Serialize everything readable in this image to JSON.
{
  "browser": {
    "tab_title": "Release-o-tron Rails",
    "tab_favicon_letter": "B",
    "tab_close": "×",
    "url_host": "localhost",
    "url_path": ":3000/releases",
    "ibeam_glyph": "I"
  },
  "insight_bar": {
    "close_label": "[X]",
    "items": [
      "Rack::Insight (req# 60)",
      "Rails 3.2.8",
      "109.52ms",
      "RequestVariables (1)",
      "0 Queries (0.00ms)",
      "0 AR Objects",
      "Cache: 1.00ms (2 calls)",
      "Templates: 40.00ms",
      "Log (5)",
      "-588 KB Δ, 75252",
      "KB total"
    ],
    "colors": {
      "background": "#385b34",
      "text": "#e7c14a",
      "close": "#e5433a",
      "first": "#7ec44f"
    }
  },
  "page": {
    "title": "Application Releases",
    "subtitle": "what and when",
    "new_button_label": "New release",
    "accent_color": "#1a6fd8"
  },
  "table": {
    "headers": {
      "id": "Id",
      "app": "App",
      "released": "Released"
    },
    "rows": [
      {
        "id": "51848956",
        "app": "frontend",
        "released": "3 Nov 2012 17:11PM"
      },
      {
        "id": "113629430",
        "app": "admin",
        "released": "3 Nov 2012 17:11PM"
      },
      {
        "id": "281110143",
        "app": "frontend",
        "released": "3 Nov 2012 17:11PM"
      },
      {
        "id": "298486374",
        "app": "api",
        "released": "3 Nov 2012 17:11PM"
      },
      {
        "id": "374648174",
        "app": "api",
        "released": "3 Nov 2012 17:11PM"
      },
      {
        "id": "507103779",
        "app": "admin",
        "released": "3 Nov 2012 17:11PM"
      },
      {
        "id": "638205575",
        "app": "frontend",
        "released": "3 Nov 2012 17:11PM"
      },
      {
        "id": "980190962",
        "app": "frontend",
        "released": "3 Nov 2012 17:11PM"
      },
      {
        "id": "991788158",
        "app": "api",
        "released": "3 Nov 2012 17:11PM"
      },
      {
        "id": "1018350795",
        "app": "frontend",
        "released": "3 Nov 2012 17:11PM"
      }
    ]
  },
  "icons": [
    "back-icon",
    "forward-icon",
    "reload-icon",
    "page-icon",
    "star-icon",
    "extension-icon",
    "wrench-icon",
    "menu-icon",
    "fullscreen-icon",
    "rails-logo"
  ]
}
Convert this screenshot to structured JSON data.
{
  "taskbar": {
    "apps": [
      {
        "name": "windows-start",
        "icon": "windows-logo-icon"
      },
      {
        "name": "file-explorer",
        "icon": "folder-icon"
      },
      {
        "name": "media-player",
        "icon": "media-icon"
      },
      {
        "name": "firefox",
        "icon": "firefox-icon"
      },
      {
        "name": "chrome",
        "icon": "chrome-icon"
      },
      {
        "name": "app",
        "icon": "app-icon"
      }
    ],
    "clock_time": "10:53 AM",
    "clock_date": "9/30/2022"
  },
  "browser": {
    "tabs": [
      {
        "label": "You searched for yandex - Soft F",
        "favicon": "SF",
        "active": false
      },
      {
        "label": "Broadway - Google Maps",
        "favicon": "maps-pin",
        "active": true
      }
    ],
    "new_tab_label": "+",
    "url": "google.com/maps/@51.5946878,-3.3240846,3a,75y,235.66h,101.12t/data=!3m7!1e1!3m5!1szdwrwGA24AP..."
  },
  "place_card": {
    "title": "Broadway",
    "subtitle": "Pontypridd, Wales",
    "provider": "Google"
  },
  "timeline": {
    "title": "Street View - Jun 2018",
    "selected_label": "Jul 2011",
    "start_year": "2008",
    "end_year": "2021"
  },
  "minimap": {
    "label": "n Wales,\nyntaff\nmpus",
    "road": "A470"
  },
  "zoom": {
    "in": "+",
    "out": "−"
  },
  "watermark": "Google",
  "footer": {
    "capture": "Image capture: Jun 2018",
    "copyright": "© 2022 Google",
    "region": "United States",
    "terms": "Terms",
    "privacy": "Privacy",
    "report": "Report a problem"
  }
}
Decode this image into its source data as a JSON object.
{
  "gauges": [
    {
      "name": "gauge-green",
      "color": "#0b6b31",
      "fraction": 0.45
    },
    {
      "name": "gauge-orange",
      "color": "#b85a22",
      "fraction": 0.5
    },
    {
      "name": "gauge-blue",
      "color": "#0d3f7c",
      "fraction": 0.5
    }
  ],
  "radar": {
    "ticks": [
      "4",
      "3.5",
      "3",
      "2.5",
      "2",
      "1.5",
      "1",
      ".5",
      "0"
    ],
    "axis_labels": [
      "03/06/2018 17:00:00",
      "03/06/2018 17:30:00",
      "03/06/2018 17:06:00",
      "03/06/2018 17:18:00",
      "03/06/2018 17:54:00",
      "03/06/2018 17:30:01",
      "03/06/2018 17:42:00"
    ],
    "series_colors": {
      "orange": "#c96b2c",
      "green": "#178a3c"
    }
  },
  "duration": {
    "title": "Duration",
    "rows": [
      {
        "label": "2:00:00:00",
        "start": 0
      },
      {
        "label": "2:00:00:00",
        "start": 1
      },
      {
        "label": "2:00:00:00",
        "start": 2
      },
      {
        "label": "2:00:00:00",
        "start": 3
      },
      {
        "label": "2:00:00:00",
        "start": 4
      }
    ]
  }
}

-------------------------

The request
Count the lines in the entries above that include the string "windows", then give only that figure.

Result of this task
2